### What is required
All the data below goes into the copy word for word, but the pictures don't.

### Dataset excerpts
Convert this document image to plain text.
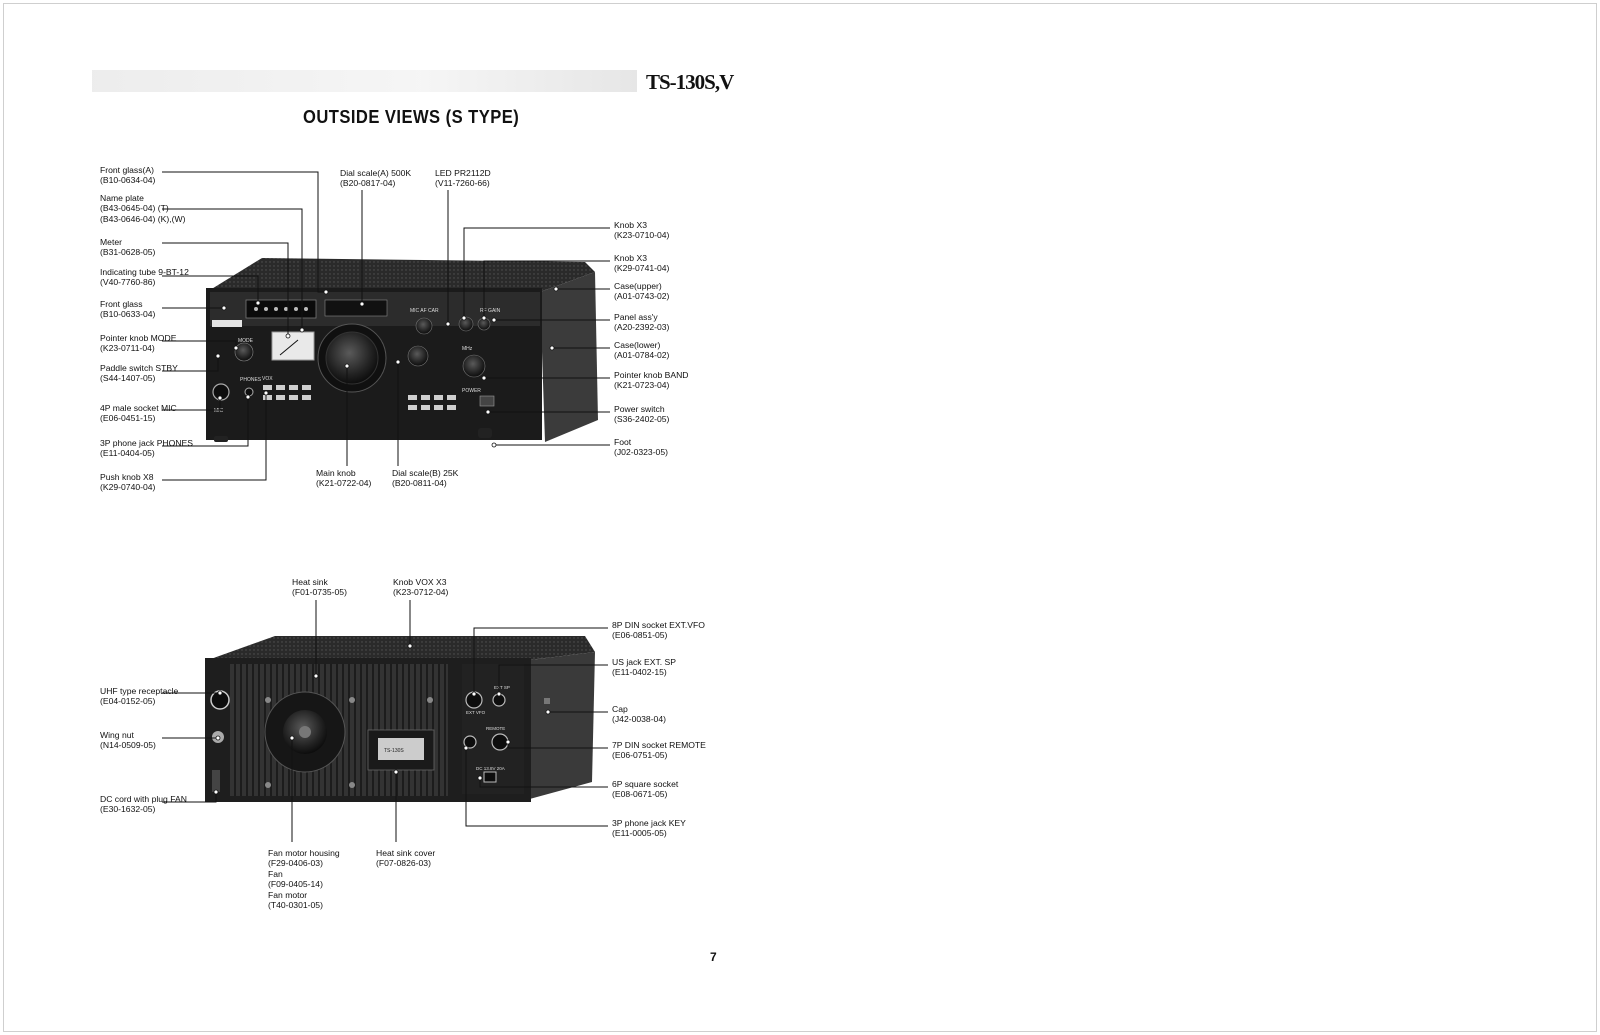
TS-130S,V
OUTSIDE VIEWS (S TYPE)
MODE
MIC AF CAR	RF GAIN
MHz
VOX
POWER
MIC
PHONES
TS-130S
EXT VFO
EXT SP
REMOTE
DC 13.8V 20A
Front glass(A)
(B10-0634-04)
Name plate
(B43-0645-04) (T)
(B43-0646-04) (K),(W)
Meter
(B31-0628-05)
Indicating tube 9-BT-12
(V40-7760-86)
Front glass
(B10-0633-04)
Pointer knob MODE
(K23-0711-04)
Paddle switch STBY
(S44-1407-05)
4P male socket MIC
(E06-0451-15)
3P phone jack PHONES
(E11-0404-05)
Push knob X8
(K29-0740-04)
Dial scale(A) 500K
(B20-0817-04)
LED PR2112D
(V11-7260-66)
Knob X3
(K23-0710-04)
Knob X3
(K29-0741-04)
Case(upper)
(A01-0743-02)
Panel ass'y
(A20-2392-03)
Case(lower)
(A01-0784-02)
Pointer knob BAND
(K21-0723-04)
Power switch
(S36-2402-05)
Foot
(J02-0323-05)
Main knob
(K21-0722-04)
Dial scale(B) 25K
(B20-0811-04)
Heat sink
(F01-0735-05)
Knob VOX X3
(K23-0712-04)
UHF type receptacle
(E04-0152-05)
Wing nut
(N14-0509-05)
DC cord with plug FAN
(E30-1632-05)
8P DIN socket EXT.VFO
(E06-0851-05)
US jack EXT. SP
(E11-0402-15)
Cap
(J42-0038-04)
7P DIN socket REMOTE
(E06-0751-05)
6P square socket
(E08-0671-05)
3P phone jack KEY
(E11-0005-05)
Fan motor housing
(F29-0406-03)
Fan
(F09-0405-14)
Fan motor
(T40-0301-05)
Heat sink cover
(F07-0826-03)
7
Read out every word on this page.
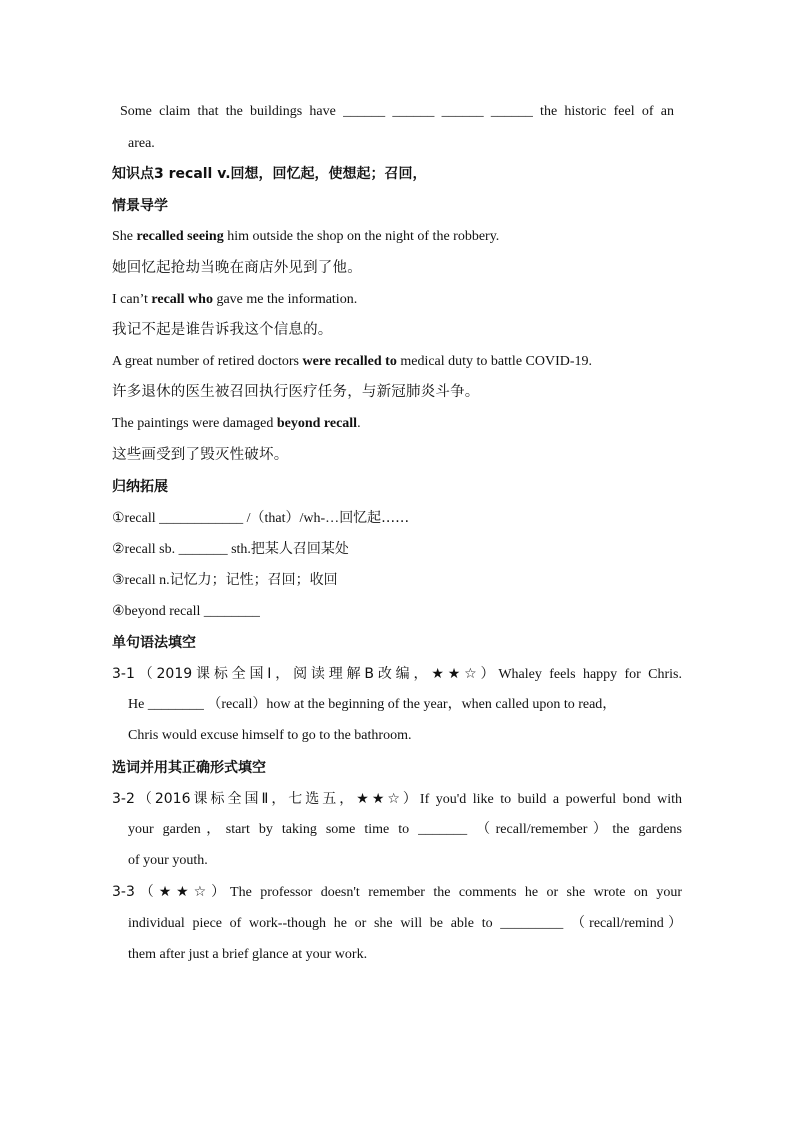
Some claim that the buildings have ______ ______ ______ ______ the historic feel of an
area.
知识点3 recall v.回想，回忆起，使想起；召回，
情景导学
She recalled seeing him outside the shop on the night of the robbery.
她回忆起抢劫当晚在商店外见到了他。
I can’t recall who gave me the information.
我记不起是谁告诉我这个信息的。
A great number of retired doctors were recalled to medical duty to battle COVID-19.
许多退休的医生被召回执行医疗任务，与新冠肺炎斗争。
The paintings were damaged beyond recall.
这些画受到了毁灭性破坏。
归纳拓展
①recall ____________ /（that）/wh-…回忆起……
②recall sb. _______ sth.把某人召回某处
③recall n.记忆力；记性；召回；收回
④beyond recall ________
单句语法填空
3-1（2019课标全国Ⅰ，阅读理解B改编，★★☆）Whaley feels happy for Chris.
He ________ （recall）how at the beginning of the year，when called upon to read，
Chris would excuse himself to go to the bathroom.
选词并用其正确形式填空
3-2（2016课标全国Ⅱ，七选五，★★☆）If you'd like to build a powerful bond with
your garden，start by taking some time to _______ （recall/remember）the gardens
of your youth.
3-3（★★☆）The professor doesn't remember the comments he or she wrote on your
individual piece of work--though he or she will be able to _________ （recall/remind）
them after just a brief glance at your work.
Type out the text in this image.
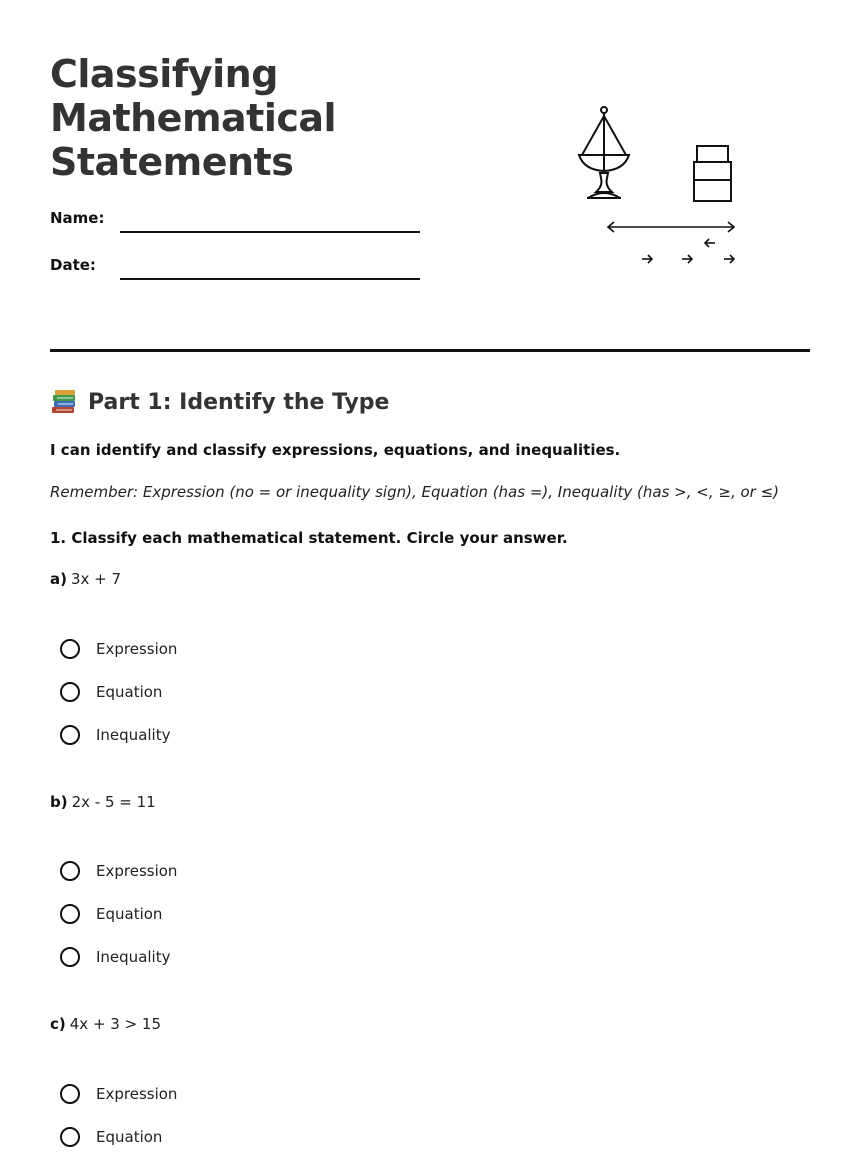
Classifying
Mathematical
Statements
Name:
Date:
Part 1: Identify the Type
I can identify and classify expressions, equations, and inequalities.
Remember: Expression (no = or inequality sign), Equation (has =), Inequality (has >, <, ≥, or ≤)
1. Classify each mathematical statement. Circle your answer.
a) 3x + 7
Expression
Equation
Inequality
b) 2x - 5 = 11
Expression
Equation
Inequality
c) 4x + 3 > 15
Expression
Equation
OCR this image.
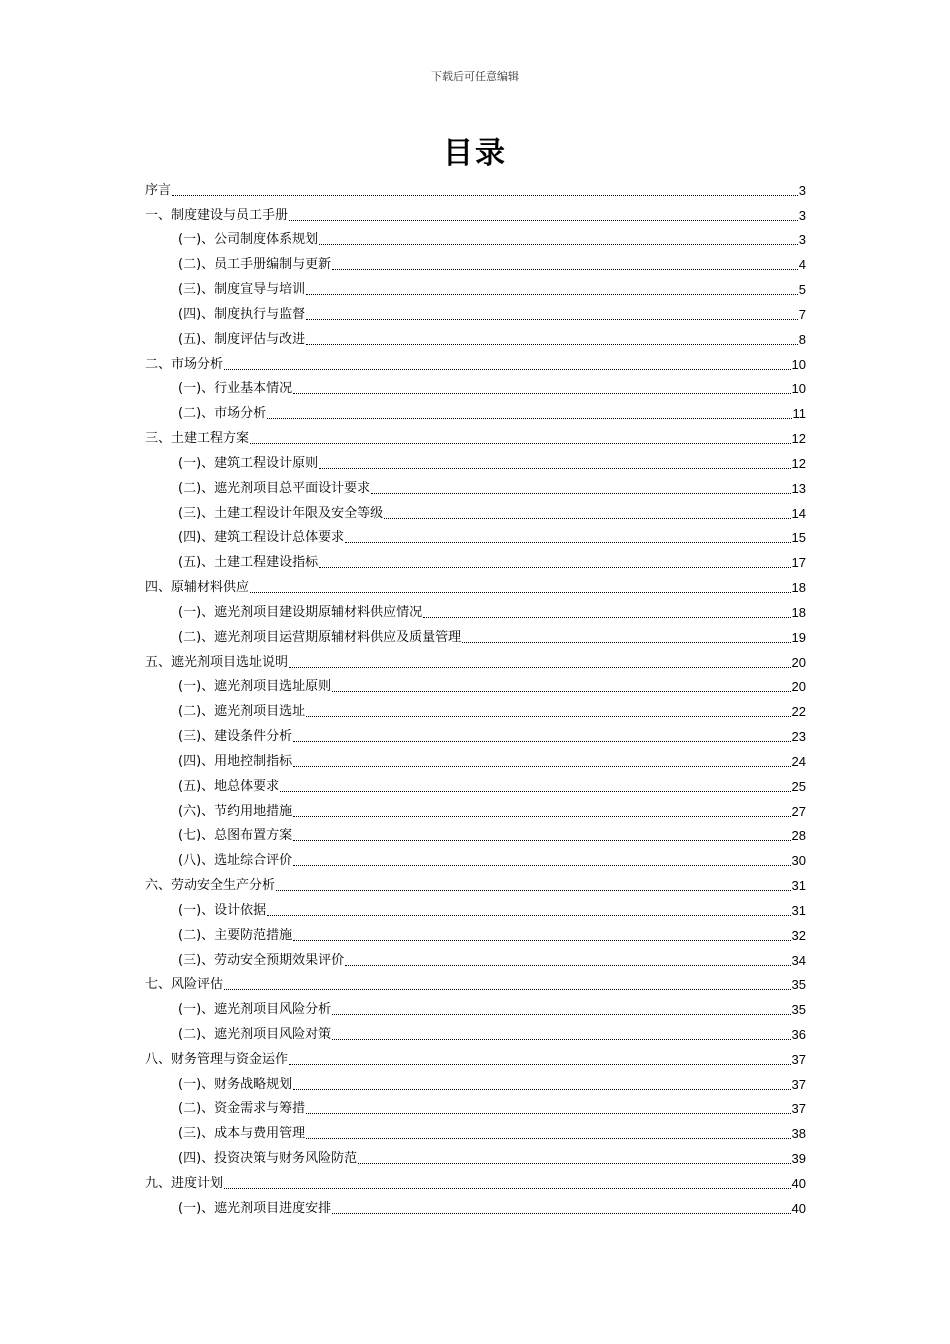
下载后可任意编辑
目录
序言	3
一、制度建设与员工手册	3
(一)、公司制度体系规划	3
(二)、员工手册编制与更新	4
(三)、制度宣导与培训	5
(四)、制度执行与监督	7
(五)、制度评估与改进	8
二、市场分析	10
(一)、行业基本情况	10
(二)、市场分析	11
三、土建工程方案	12
(一)、建筑工程设计原则	12
(二)、遮光剂项目总平面设计要求	13
(三)、土建工程设计年限及安全等级	14
(四)、建筑工程设计总体要求	15
(五)、土建工程建设指标	17
四、原辅材料供应	18
(一)、遮光剂项目建设期原辅材料供应情况	18
(二)、遮光剂项目运营期原辅材料供应及质量管理	19
五、遮光剂项目选址说明	20
(一)、遮光剂项目选址原则	20
(二)、遮光剂项目选址	22
(三)、建设条件分析	23
(四)、用地控制指标	24
(五)、地总体要求	25
(六)、节约用地措施	27
(七)、总图布置方案	28
(八)、选址综合评价	30
六、劳动安全生产分析	31
(一)、设计依据	31
(二)、主要防范措施	32
(三)、劳动安全预期效果评价	34
七、风险评估	35
(一)、遮光剂项目风险分析	35
(二)、遮光剂项目风险对策	36
八、财务管理与资金运作	37
(一)、财务战略规划	37
(二)、资金需求与筹措	37
(三)、成本与费用管理	38
(四)、投资决策与财务风险防范	39
九、进度计划	40
(一)、遮光剂项目进度安排	40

### Result of the task
Convert this document image to plain text.
TS-130S,V
OUTSIDE VIEWS (S TYPE)
MODE
MIC AF CAR	RF GAIN
MHz
VOX
POWER
MIC
PHONES
TS-130S
EXT VFO
EXT SP
REMOTE
DC 13.8V 20A
Front glass(A)
(B10-0634-04)
Name plate
(B43-0645-04) (T)
(B43-0646-04) (K),(W)
Meter
(B31-0628-05)
Indicating tube 9-BT-12
(V40-7760-86)
Front glass
(B10-0633-04)
Pointer knob MODE
(K23-0711-04)
Paddle switch STBY
(S44-1407-05)
4P male socket MIC
(E06-0451-15)
3P phone jack PHONES
(E11-0404-05)
Push knob X8
(K29-0740-04)
Dial scale(A) 500K
(B20-0817-04)
LED PR2112D
(V11-7260-66)
Knob X3
(K23-0710-04)
Knob X3
(K29-0741-04)
Case(upper)
(A01-0743-02)
Panel ass'y
(A20-2392-03)
Case(lower)
(A01-0784-02)
Pointer knob BAND
(K21-0723-04)
Power switch
(S36-2402-05)
Foot
(J02-0323-05)
Main knob
(K21-0722-04)
Dial scale(B) 25K
(B20-0811-04)
Heat sink
(F01-0735-05)
Knob VOX X3
(K23-0712-04)
UHF type receptacle
(E04-0152-05)
Wing nut
(N14-0509-05)
DC cord with plug FAN
(E30-1632-05)
8P DIN socket EXT.VFO
(E06-0851-05)
US jack EXT. SP
(E11-0402-15)
Cap
(J42-0038-04)
7P DIN socket REMOTE
(E06-0751-05)
6P square socket
(E08-0671-05)
3P phone jack KEY
(E11-0005-05)
Fan motor housing
(F29-0406-03)
Fan
(F09-0405-14)
Fan motor
(T40-0301-05)
Heat sink cover
(F07-0826-03)
7
Read out every word on this page.
Some claim that the buildings have ______ ______ ______ ______ the historic feel of an
area.
知识点3 recall v.回想，回忆起，使想起；召回，
情景导学
She recalled seeing him outside the shop on the night of the robbery.
她回忆起抢劫当晚在商店外见到了他。
I can’t recall who gave me the information.
我记不起是谁告诉我这个信息的。
A great number of retired doctors were recalled to medical duty to battle COVID-19.
许多退休的医生被召回执行医疗任务，与新冠肺炎斗争。
The paintings were damaged beyond recall.
这些画受到了毁灭性破坏。
归纳拓展
①recall ____________ /（that）/wh-…回忆起……
②recall sb. _______ sth.把某人召回某处
③recall n.记忆力；记性；召回；收回
④beyond recall ________
单句语法填空
3-1（2019课标全国Ⅰ，阅读理解B改编，★★☆）Whaley feels happy for Chris.
He ________ （recall）how at the beginning of the year，when called upon to read，
Chris would excuse himself to go to the bathroom.
选词并用其正确形式填空
3-2（2016课标全国Ⅱ，七选五，★★☆）If you'd like to build a powerful bond with
your garden，start by taking some time to _______ （recall/remember）the gardens
of your youth.
3-3（★★☆）The professor doesn't remember the comments he or she wrote on your
individual piece of work--though he or she will be able to _________ （recall/remind）
them after just a brief glance at your work.
Type out the text in this image.
Classifying
Mathematical
Statements
Name:
Date:
Part 1: Identify the Type
I can identify and classify expressions, equations, and inequalities.
Remember: Expression (no = or inequality sign), Equation (has =), Inequality (has >, <, ≥, or ≤)
1. Classify each mathematical statement. Circle your answer.
a) 3x + 7
Expression
Equation
Inequality
b) 2x - 5 = 11
Expression
Equation
Inequality
c) 4x + 3 > 15
Expression
Equation
OCR this image.
下载后可任意编辑
目录
序言	3
一、制度建设与员工手册	3
(一)、公司制度体系规划	3
(二)、员工手册编制与更新	4
(三)、制度宣导与培训	5
(四)、制度执行与监督	7
(五)、制度评估与改进	8
二、市场分析	10
(一)、行业基本情况	10
(二)、市场分析	11
三、土建工程方案	12
(一)、建筑工程设计原则	12
(二)、遮光剂项目总平面设计要求	13
(三)、土建工程设计年限及安全等级	14
(四)、建筑工程设计总体要求	15
(五)、土建工程建设指标	17
四、原辅材料供应	18
(一)、遮光剂项目建设期原辅材料供应情况	18
(二)、遮光剂项目运营期原辅材料供应及质量管理	19
五、遮光剂项目选址说明	20
(一)、遮光剂项目选址原则	20
(二)、遮光剂项目选址	22
(三)、建设条件分析	23
(四)、用地控制指标	24
(五)、地总体要求	25
(六)、节约用地措施	27
(七)、总图布置方案	28
(八)、选址综合评价	30
六、劳动安全生产分析	31
(一)、设计依据	31
(二)、主要防范措施	32
(三)、劳动安全预期效果评价	34
七、风险评估	35
(一)、遮光剂项目风险分析	35
(二)、遮光剂项目风险对策	36
八、财务管理与资金运作	37
(一)、财务战略规划	37
(二)、资金需求与筹措	37
(三)、成本与费用管理	38
(四)、投资决策与财务风险防范	39
九、进度计划	40
(一)、遮光剂项目进度安排	40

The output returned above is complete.